* START Exercise input *

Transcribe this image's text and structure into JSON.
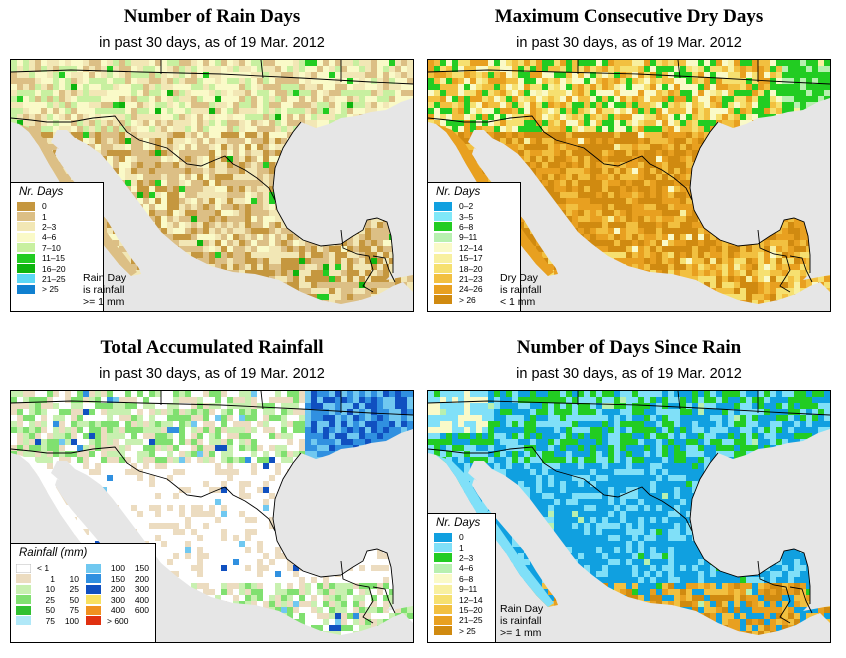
{
  "colors": {
    "sea": "#e6e6e6",
    "border": "#000000"
  },
  "panels": {
    "rain_days": {
      "title": "Number of Rain Days",
      "subtitle": "in past 30 days, as of  19 Mar. 2012",
      "legend_title": "Nr. Days",
      "legend": [
        {
          "label": "0",
          "color": "#c5973f"
        },
        {
          "label": "1",
          "color": "#dcbf85"
        },
        {
          "label": "2–3",
          "color": "#f2e7b5"
        },
        {
          "label": "4–6",
          "color": "#fafac8"
        },
        {
          "label": "7–10",
          "color": "#c8f0a0"
        },
        {
          "label": "11–15",
          "color": "#22cc22"
        },
        {
          "label": "16–20",
          "color": "#0eb40e"
        },
        {
          "label": "21–25",
          "color": "#5cd8f5"
        },
        {
          "label": "> 25",
          "color": "#1080d0"
        }
      ],
      "note": [
        "Rain Day",
        "is rainfall",
        ">= 1 mm"
      ]
    },
    "dry_days": {
      "title": "Maximum Consecutive Dry Days",
      "subtitle": "in past 30 days, as of  19 Mar. 2012",
      "legend_title": "Nr. Days",
      "legend": [
        {
          "label": "0–2",
          "color": "#10a0e0"
        },
        {
          "label": "3–5",
          "color": "#80e8f8"
        },
        {
          "label": "6–8",
          "color": "#22cc22"
        },
        {
          "label": "9–11",
          "color": "#b8f0b0"
        },
        {
          "label": "12–14",
          "color": "#fafac8"
        },
        {
          "label": "15–17",
          "color": "#f8f0a0"
        },
        {
          "label": "18–20",
          "color": "#f6e070"
        },
        {
          "label": "21–23",
          "color": "#f2c040"
        },
        {
          "label": "24–26",
          "color": "#e8a020"
        },
        {
          "label": "> 26",
          "color": "#d08a10"
        }
      ],
      "note": [
        "Dry Day",
        "is rainfall",
        "< 1 mm"
      ]
    },
    "total_rain": {
      "title": "Total Accumulated Rainfall",
      "subtitle": "in past 30 days, as of  19 Mar. 2012",
      "legend_title": "Rainfall (mm)",
      "legend_left": [
        {
          "lo": "< 1",
          "hi": "",
          "color": "#ffffff"
        },
        {
          "lo": "1",
          "hi": "10",
          "color": "#ecdcc0"
        },
        {
          "lo": "10",
          "hi": "25",
          "color": "#c8f0b0"
        },
        {
          "lo": "25",
          "hi": "50",
          "color": "#80e070"
        },
        {
          "lo": "50",
          "hi": "75",
          "color": "#30c030"
        },
        {
          "lo": "75",
          "hi": "100",
          "color": "#b0e8f8"
        }
      ],
      "legend_right": [
        {
          "lo": "100",
          "hi": "150",
          "color": "#70c8f0"
        },
        {
          "lo": "150",
          "hi": "200",
          "color": "#3090e0"
        },
        {
          "lo": "200",
          "hi": "300",
          "color": "#1050c0"
        },
        {
          "lo": "300",
          "hi": "400",
          "color": "#f8e060"
        },
        {
          "lo": "400",
          "hi": "600",
          "color": "#f09020"
        },
        {
          "lo": "> 600",
          "hi": "",
          "color": "#e03010"
        }
      ]
    },
    "since_rain": {
      "title": "Number of Days Since Rain",
      "subtitle": "in past 30 days, as of  19 Mar. 2012",
      "legend_title": "Nr. Days",
      "legend": [
        {
          "label": "0",
          "color": "#10a0e0"
        },
        {
          "label": "1",
          "color": "#80e0f8"
        },
        {
          "label": "2–3",
          "color": "#22cc22"
        },
        {
          "label": "4–6",
          "color": "#b8f0b0"
        },
        {
          "label": "6–8",
          "color": "#fafac8"
        },
        {
          "label": "9–11",
          "color": "#f8f0a0"
        },
        {
          "label": "12–14",
          "color": "#f6e070"
        },
        {
          "label": "15–20",
          "color": "#f2c040"
        },
        {
          "label": "21–25",
          "color": "#e8a020"
        },
        {
          "label": "> 25",
          "color": "#d08a10"
        }
      ],
      "note": [
        "Rain Day",
        "is rainfall",
        ">= 1 mm"
      ]
    }
  }
}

* END Exercise input *

Challenge: Make an exact copy of the whole listing, but don't bring over any pictures.

Solution for this exercise:
Transcribe this image's text and structure into JSON.
{
  "colors": {
    "sea": "#e6e6e6",
    "border": "#000000"
  },
  "panels": {
    "rain_days": {
      "title": "Number of Rain Days",
      "subtitle": "in past 30 days, as of  19 Mar. 2012",
      "legend_title": "Nr. Days",
      "legend": [
        {
          "label": "0",
          "color": "#c5973f"
        },
        {
          "label": "1",
          "color": "#dcbf85"
        },
        {
          "label": "2–3",
          "color": "#f2e7b5"
        },
        {
          "label": "4–6",
          "color": "#fafac8"
        },
        {
          "label": "7–10",
          "color": "#c8f0a0"
        },
        {
          "label": "11–15",
          "color": "#22cc22"
        },
        {
          "label": "16–20",
          "color": "#0eb40e"
        },
        {
          "label": "21–25",
          "color": "#5cd8f5"
        },
        {
          "label": "> 25",
          "color": "#1080d0"
        }
      ],
      "note": [
        "Rain Day",
        "is rainfall",
        ">= 1 mm"
      ]
    },
    "dry_days": {
      "title": "Maximum Consecutive Dry Days",
      "subtitle": "in past 30 days, as of  19 Mar. 2012",
      "legend_title": "Nr. Days",
      "legend": [
        {
          "label": "0–2",
          "color": "#10a0e0"
        },
        {
          "label": "3–5",
          "color": "#80e8f8"
        },
        {
          "label": "6–8",
          "color": "#22cc22"
        },
        {
          "label": "9–11",
          "color": "#b8f0b0"
        },
        {
          "label": "12–14",
          "color": "#fafac8"
        },
        {
          "label": "15–17",
          "color": "#f8f0a0"
        },
        {
          "label": "18–20",
          "color": "#f6e070"
        },
        {
          "label": "21–23",
          "color": "#f2c040"
        },
        {
          "label": "24–26",
          "color": "#e8a020"
        },
        {
          "label": "> 26",
          "color": "#d08a10"
        }
      ],
      "note": [
        "Dry Day",
        "is rainfall",
        "< 1 mm"
      ]
    },
    "total_rain": {
      "title": "Total Accumulated Rainfall",
      "subtitle": "in past 30 days, as of  19 Mar. 2012",
      "legend_title": "Rainfall (mm)",
      "legend_left": [
        {
          "lo": "< 1",
          "hi": "",
          "color": "#ffffff"
        },
        {
          "lo": "1",
          "hi": "10",
          "color": "#ecdcc0"
        },
        {
          "lo": "10",
          "hi": "25",
          "color": "#c8f0b0"
        },
        {
          "lo": "25",
          "hi": "50",
          "color": "#80e070"
        },
        {
          "lo": "50",
          "hi": "75",
          "color": "#30c030"
        },
        {
          "lo": "75",
          "hi": "100",
          "color": "#b0e8f8"
        }
      ],
      "legend_right": [
        {
          "lo": "100",
          "hi": "150",
          "color": "#70c8f0"
        },
        {
          "lo": "150",
          "hi": "200",
          "color": "#3090e0"
        },
        {
          "lo": "200",
          "hi": "300",
          "color": "#1050c0"
        },
        {
          "lo": "300",
          "hi": "400",
          "color": "#f8e060"
        },
        {
          "lo": "400",
          "hi": "600",
          "color": "#f09020"
        },
        {
          "lo": "> 600",
          "hi": "",
          "color": "#e03010"
        }
      ]
    },
    "since_rain": {
      "title": "Number of Days Since Rain",
      "subtitle": "in past 30 days, as of  19 Mar. 2012",
      "legend_title": "Nr. Days",
      "legend": [
        {
          "label": "0",
          "color": "#10a0e0"
        },
        {
          "label": "1",
          "color": "#80e0f8"
        },
        {
          "label": "2–3",
          "color": "#22cc22"
        },
        {
          "label": "4–6",
          "color": "#b8f0b0"
        },
        {
          "label": "6–8",
          "color": "#fafac8"
        },
        {
          "label": "9–11",
          "color": "#f8f0a0"
        },
        {
          "label": "12–14",
          "color": "#f6e070"
        },
        {
          "label": "15–20",
          "color": "#f2c040"
        },
        {
          "label": "21–25",
          "color": "#e8a020"
        },
        {
          "label": "> 25",
          "color": "#d08a10"
        }
      ],
      "note": [
        "Rain Day",
        "is rainfall",
        ">= 1 mm"
      ]
    }
  }
}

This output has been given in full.